> _Objective_: Reproduce the material word for word; the images stay out.
******************************
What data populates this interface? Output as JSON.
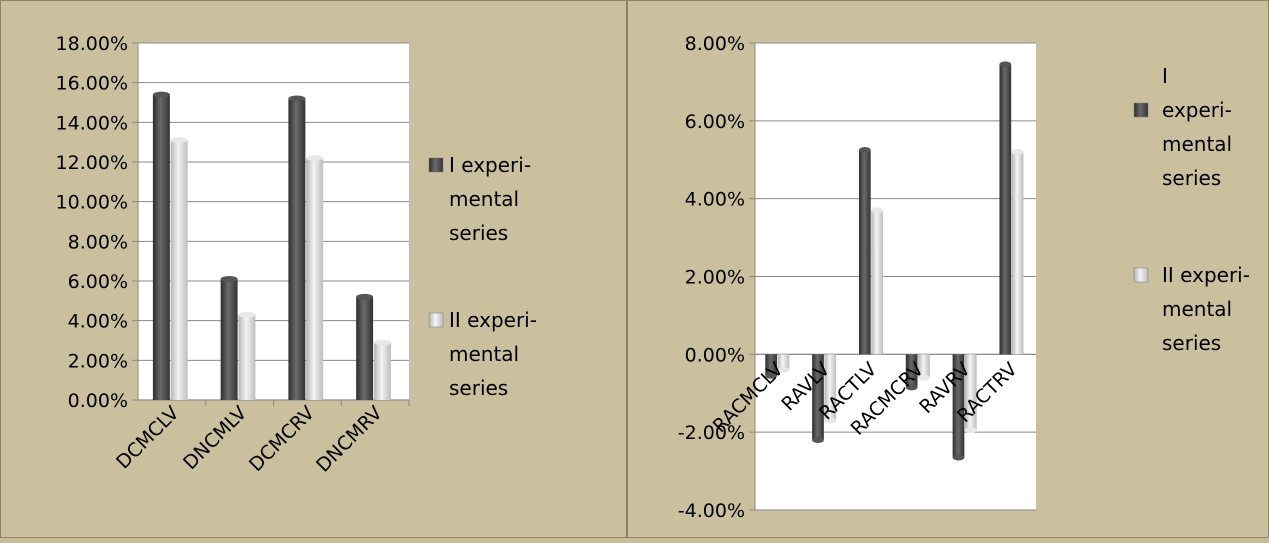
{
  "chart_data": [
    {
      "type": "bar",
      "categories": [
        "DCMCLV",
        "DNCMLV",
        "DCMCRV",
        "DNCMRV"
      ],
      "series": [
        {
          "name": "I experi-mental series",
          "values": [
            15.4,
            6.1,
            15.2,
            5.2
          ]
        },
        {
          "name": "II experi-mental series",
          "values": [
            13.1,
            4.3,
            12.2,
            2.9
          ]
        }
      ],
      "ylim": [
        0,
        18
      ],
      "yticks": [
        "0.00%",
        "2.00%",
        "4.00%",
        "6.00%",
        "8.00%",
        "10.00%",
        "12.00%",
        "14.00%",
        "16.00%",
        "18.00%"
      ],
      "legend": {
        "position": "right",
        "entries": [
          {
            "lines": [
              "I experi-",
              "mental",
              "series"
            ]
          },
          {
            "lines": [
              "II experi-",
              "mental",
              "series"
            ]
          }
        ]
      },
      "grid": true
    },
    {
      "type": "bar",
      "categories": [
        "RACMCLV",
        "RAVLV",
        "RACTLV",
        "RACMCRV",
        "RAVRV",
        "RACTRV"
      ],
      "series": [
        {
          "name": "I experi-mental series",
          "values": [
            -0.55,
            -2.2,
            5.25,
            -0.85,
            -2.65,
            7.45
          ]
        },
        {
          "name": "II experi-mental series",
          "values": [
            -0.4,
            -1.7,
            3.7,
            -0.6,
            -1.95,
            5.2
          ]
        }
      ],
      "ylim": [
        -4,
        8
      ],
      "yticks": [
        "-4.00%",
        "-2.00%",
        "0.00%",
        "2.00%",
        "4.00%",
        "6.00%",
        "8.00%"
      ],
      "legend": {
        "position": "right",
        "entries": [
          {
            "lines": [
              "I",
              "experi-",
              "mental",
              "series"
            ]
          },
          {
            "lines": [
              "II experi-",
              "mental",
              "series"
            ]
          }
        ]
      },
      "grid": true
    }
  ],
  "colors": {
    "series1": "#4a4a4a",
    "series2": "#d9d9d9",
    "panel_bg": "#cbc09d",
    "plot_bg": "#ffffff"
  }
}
******************************
> _The result_:
What data populates this interface? Output as JSON.
{
  "chart_data": [
    {
      "type": "bar",
      "categories": [
        "DCMCLV",
        "DNCMLV",
        "DCMCRV",
        "DNCMRV"
      ],
      "series": [
        {
          "name": "I experi-mental series",
          "values": [
            15.4,
            6.1,
            15.2,
            5.2
          ]
        },
        {
          "name": "II experi-mental series",
          "values": [
            13.1,
            4.3,
            12.2,
            2.9
          ]
        }
      ],
      "ylim": [
        0,
        18
      ],
      "yticks": [
        "0.00%",
        "2.00%",
        "4.00%",
        "6.00%",
        "8.00%",
        "10.00%",
        "12.00%",
        "14.00%",
        "16.00%",
        "18.00%"
      ],
      "legend": {
        "position": "right",
        "entries": [
          {
            "lines": [
              "I experi-",
              "mental",
              "series"
            ]
          },
          {
            "lines": [
              "II experi-",
              "mental",
              "series"
            ]
          }
        ]
      },
      "grid": true
    },
    {
      "type": "bar",
      "categories": [
        "RACMCLV",
        "RAVLV",
        "RACTLV",
        "RACMCRV",
        "RAVRV",
        "RACTRV"
      ],
      "series": [
        {
          "name": "I experi-mental series",
          "values": [
            -0.55,
            -2.2,
            5.25,
            -0.85,
            -2.65,
            7.45
          ]
        },
        {
          "name": "II experi-mental series",
          "values": [
            -0.4,
            -1.7,
            3.7,
            -0.6,
            -1.95,
            5.2
          ]
        }
      ],
      "ylim": [
        -4,
        8
      ],
      "yticks": [
        "-4.00%",
        "-2.00%",
        "0.00%",
        "2.00%",
        "4.00%",
        "6.00%",
        "8.00%"
      ],
      "legend": {
        "position": "right",
        "entries": [
          {
            "lines": [
              "I",
              "experi-",
              "mental",
              "series"
            ]
          },
          {
            "lines": [
              "II experi-",
              "mental",
              "series"
            ]
          }
        ]
      },
      "grid": true
    }
  ],
  "colors": {
    "series1": "#4a4a4a",
    "series2": "#d9d9d9",
    "panel_bg": "#cbc09d",
    "plot_bg": "#ffffff"
  }
}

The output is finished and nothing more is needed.